The brown pelicans, white pelicans, great egrets, snowy egrets, roseate spoonbills, white ibis, ospreys, laughing gulls, and various terns and assorted shorebirds are working overtime right now to feed their hatchlings. It’s an ancient rite of spring on the water down here in southernmost Louisiana.

 

 

 

 

 

 

 

 

 

 

 

 

 

 

 

 

 

 

 

 

 

 

 

 

 

 

 

 

 

 

But there’s something new to the birds’ world this year: These weird floating booms surrounding (only some of) their islands.The yellow boom supposedly acts as a dam holding the oil away. The white boom is absorbent to oil.

 

 

 

 

 

 

 

 

 

 

The oil on the yellow boom doesn’t look too bad now. Captain Dave—a redfish and trout fishing guide who knows these waters better than his wife’s freckles (okay, I made that up)—tells me BP crews are changing the yellow booms regularly so they won’t look so filthy when camera crews come by.

▶ _What is expected_: Carry on the account of nesting shorebirds and oil booms in southernmost Louisiana, starting right after its last sentence. The data that comes next has no connection to the text.

▶ _Material shown_:

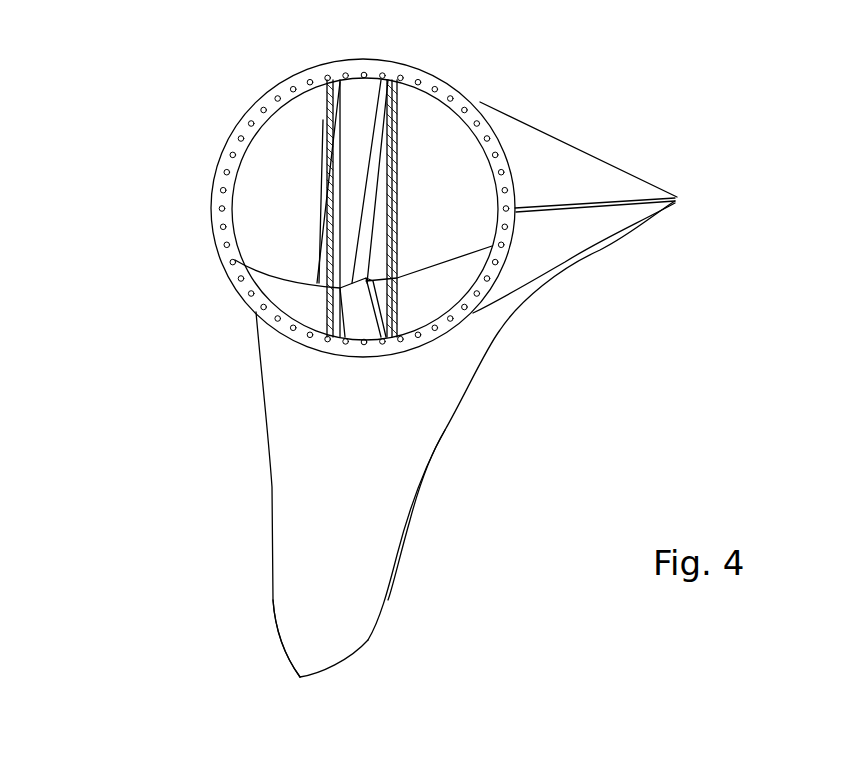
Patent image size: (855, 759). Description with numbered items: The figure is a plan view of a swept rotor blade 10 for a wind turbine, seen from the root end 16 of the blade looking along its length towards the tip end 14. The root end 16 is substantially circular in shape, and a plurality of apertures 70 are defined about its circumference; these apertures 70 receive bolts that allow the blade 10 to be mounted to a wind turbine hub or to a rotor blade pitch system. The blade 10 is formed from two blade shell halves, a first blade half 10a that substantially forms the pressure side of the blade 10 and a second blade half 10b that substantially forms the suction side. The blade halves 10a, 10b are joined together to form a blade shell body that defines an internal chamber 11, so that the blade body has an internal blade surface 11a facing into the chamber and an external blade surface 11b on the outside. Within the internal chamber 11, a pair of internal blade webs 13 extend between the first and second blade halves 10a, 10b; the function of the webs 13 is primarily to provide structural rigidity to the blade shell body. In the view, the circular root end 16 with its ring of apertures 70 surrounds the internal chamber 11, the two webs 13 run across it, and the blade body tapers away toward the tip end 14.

The swept rotor blade 10 is at (148, 318).
The first blade half 10a is at (552, 237).
The second blade half 10b is at (577, 158).
The internal chamber 11 is at (458, 217).
The internal blade surface 11a is at (435, 287).
The external blade surface 11b is at (425, 382).
The internal blade webs 13 is at (390, 160).
The tip end 14 is at (302, 643).
The root end 16 is at (237, 143).
The apertures 70 is at (428, 83).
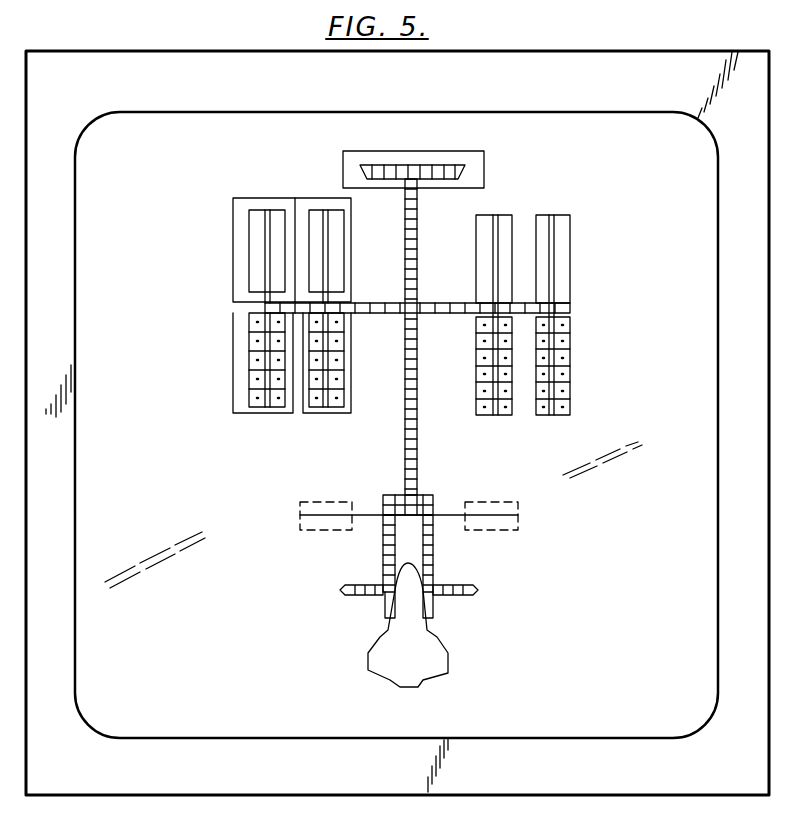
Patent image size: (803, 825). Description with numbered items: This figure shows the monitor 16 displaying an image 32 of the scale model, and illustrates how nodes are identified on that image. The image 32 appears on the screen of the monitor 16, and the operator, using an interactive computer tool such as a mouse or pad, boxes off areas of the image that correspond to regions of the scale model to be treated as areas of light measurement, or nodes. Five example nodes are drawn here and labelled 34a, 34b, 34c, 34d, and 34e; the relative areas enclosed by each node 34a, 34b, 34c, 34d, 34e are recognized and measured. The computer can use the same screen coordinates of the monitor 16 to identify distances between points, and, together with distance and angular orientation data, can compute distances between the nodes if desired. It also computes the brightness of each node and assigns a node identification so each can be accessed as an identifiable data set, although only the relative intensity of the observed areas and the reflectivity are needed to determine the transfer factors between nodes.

The monitor 16 is at (548, 51).
The image 32 is at (570, 248).
The node 34a is at (233, 230).
The node 34b is at (238, 370).
The node 34c is at (322, 183).
The node 34d is at (484, 170).
The node 34e is at (351, 405).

▶ _The response_:
The subterfuge doesn’t hide the real problem, he said. Which is that there’s more oil inside the booms than outside. The booms were put in place only after the oil came in. Even though every fishing boat in the northern hemisphere had been waiting on standby weeks ago, desperate to jump on whatever they could do to protect the fisheries, the shore, their world, their livelihood. No doing. BP waited too long, said Dave. In the photo above you can see oil inside the boom.

 

 

 

 

 

 

 

 

 

 

 

 

 

 

Some of the birds preening on the shores of these breeding islands were clearly oiled.

 

 

 

  

 

 

 

 

 

 

 

 

Those that aren’t oiled on the outside are likely oiled on the inside, since they’re catching fish and invertebrates exposed to oil and dispersant. This white ibis—known in the Cajun dialect as a crawbay (?) croixbet (?), no idea about the spelling of that—will be poking into the contaminated seafloor for food long after the surface waters look clean.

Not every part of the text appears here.